Task requirements: In the listing that follows, how many lines contain the string "JSON"? Provide only the number.

(Rows from a figure dataset)
===

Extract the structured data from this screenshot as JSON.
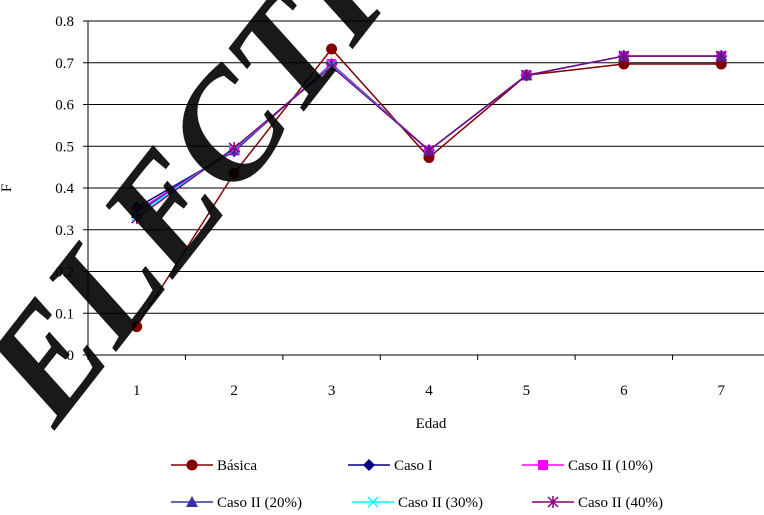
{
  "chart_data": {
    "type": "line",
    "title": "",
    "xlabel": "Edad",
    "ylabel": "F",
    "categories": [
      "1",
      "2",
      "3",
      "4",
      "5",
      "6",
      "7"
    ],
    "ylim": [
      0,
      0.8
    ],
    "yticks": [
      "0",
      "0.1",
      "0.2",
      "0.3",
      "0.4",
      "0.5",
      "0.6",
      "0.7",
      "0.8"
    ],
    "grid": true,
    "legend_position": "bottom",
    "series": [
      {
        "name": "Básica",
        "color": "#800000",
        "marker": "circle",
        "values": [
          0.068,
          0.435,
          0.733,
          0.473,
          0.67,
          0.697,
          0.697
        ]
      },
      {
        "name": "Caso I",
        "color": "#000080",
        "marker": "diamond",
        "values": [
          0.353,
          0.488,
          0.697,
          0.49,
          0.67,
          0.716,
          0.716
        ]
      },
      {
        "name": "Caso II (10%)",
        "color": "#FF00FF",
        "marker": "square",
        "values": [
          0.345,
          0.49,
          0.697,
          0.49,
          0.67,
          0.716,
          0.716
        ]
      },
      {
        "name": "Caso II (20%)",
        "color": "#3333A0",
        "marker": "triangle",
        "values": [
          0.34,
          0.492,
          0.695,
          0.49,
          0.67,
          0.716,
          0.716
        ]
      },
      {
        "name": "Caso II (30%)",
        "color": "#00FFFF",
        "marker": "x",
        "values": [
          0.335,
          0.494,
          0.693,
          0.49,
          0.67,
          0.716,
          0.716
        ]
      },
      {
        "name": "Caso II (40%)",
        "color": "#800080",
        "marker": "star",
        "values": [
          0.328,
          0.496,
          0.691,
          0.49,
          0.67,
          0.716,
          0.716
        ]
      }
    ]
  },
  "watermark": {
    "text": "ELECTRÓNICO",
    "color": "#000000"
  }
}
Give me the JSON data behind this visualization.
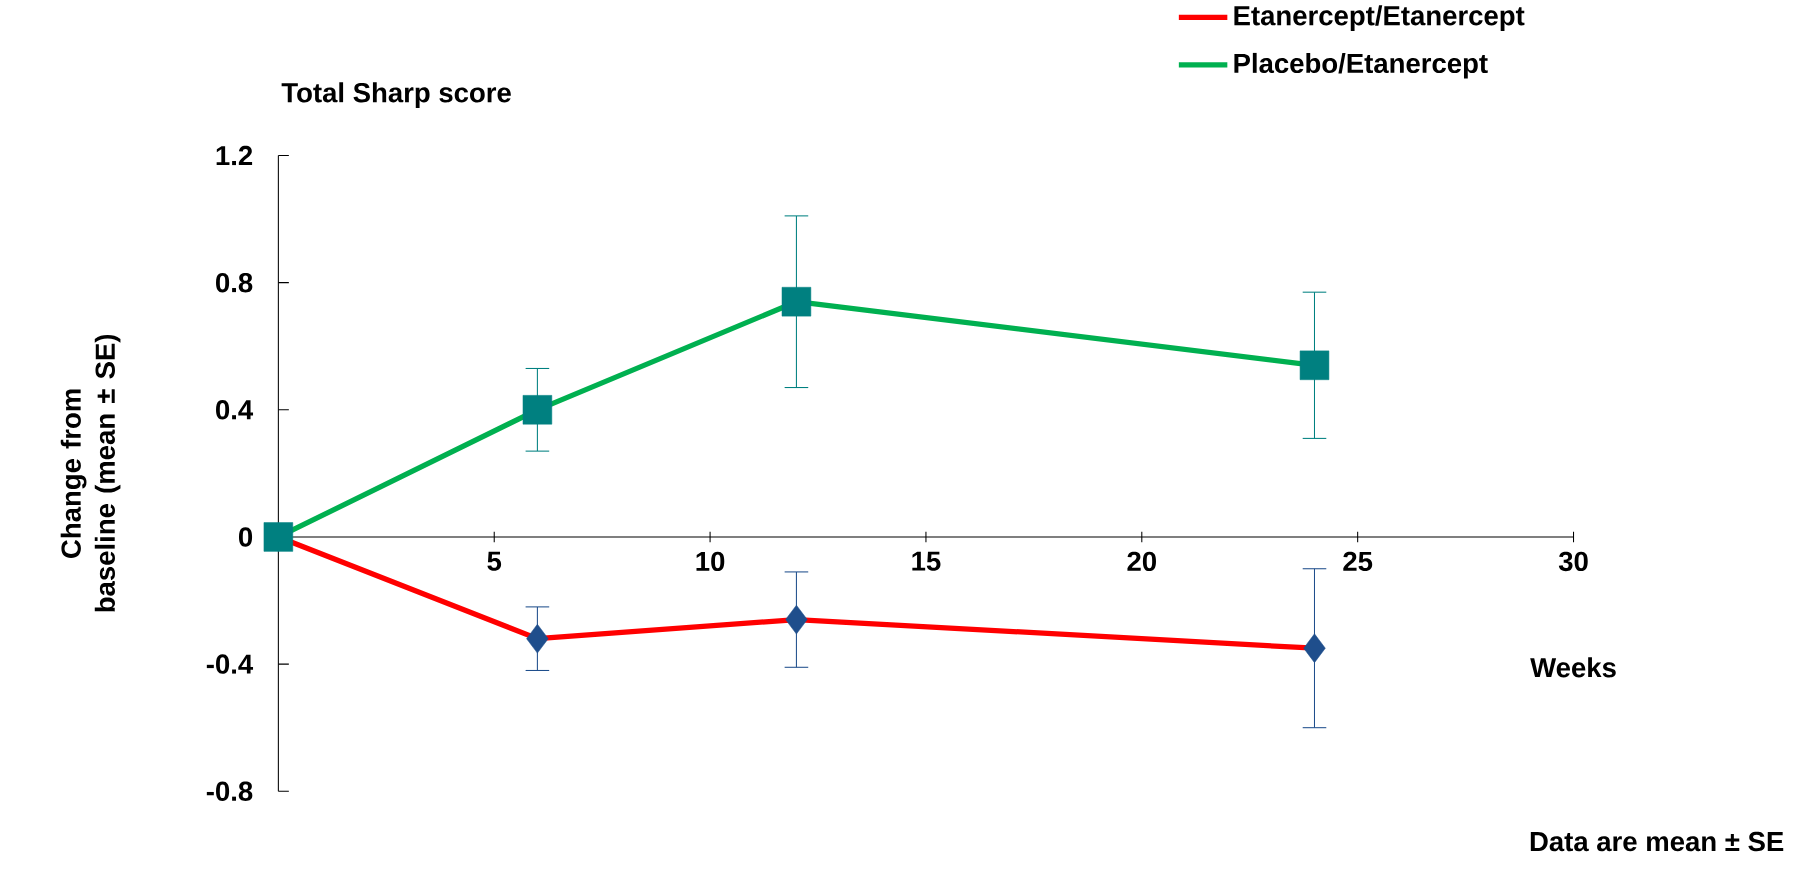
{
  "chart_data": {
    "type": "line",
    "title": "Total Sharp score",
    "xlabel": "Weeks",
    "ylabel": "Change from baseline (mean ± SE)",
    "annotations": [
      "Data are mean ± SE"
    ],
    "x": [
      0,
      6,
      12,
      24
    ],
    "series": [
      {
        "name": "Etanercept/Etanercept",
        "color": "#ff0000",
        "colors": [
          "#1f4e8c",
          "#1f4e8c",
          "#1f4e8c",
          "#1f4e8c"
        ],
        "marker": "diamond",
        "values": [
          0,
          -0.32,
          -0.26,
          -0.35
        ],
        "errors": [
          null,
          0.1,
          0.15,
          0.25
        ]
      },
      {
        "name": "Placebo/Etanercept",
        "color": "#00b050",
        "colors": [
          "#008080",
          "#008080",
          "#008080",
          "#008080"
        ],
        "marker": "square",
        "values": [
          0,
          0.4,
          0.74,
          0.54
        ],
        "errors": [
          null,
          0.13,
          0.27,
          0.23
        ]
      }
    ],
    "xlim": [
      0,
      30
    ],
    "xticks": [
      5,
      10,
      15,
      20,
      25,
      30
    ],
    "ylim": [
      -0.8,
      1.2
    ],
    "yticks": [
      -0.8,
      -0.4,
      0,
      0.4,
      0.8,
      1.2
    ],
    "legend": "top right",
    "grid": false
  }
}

===

Reply: 2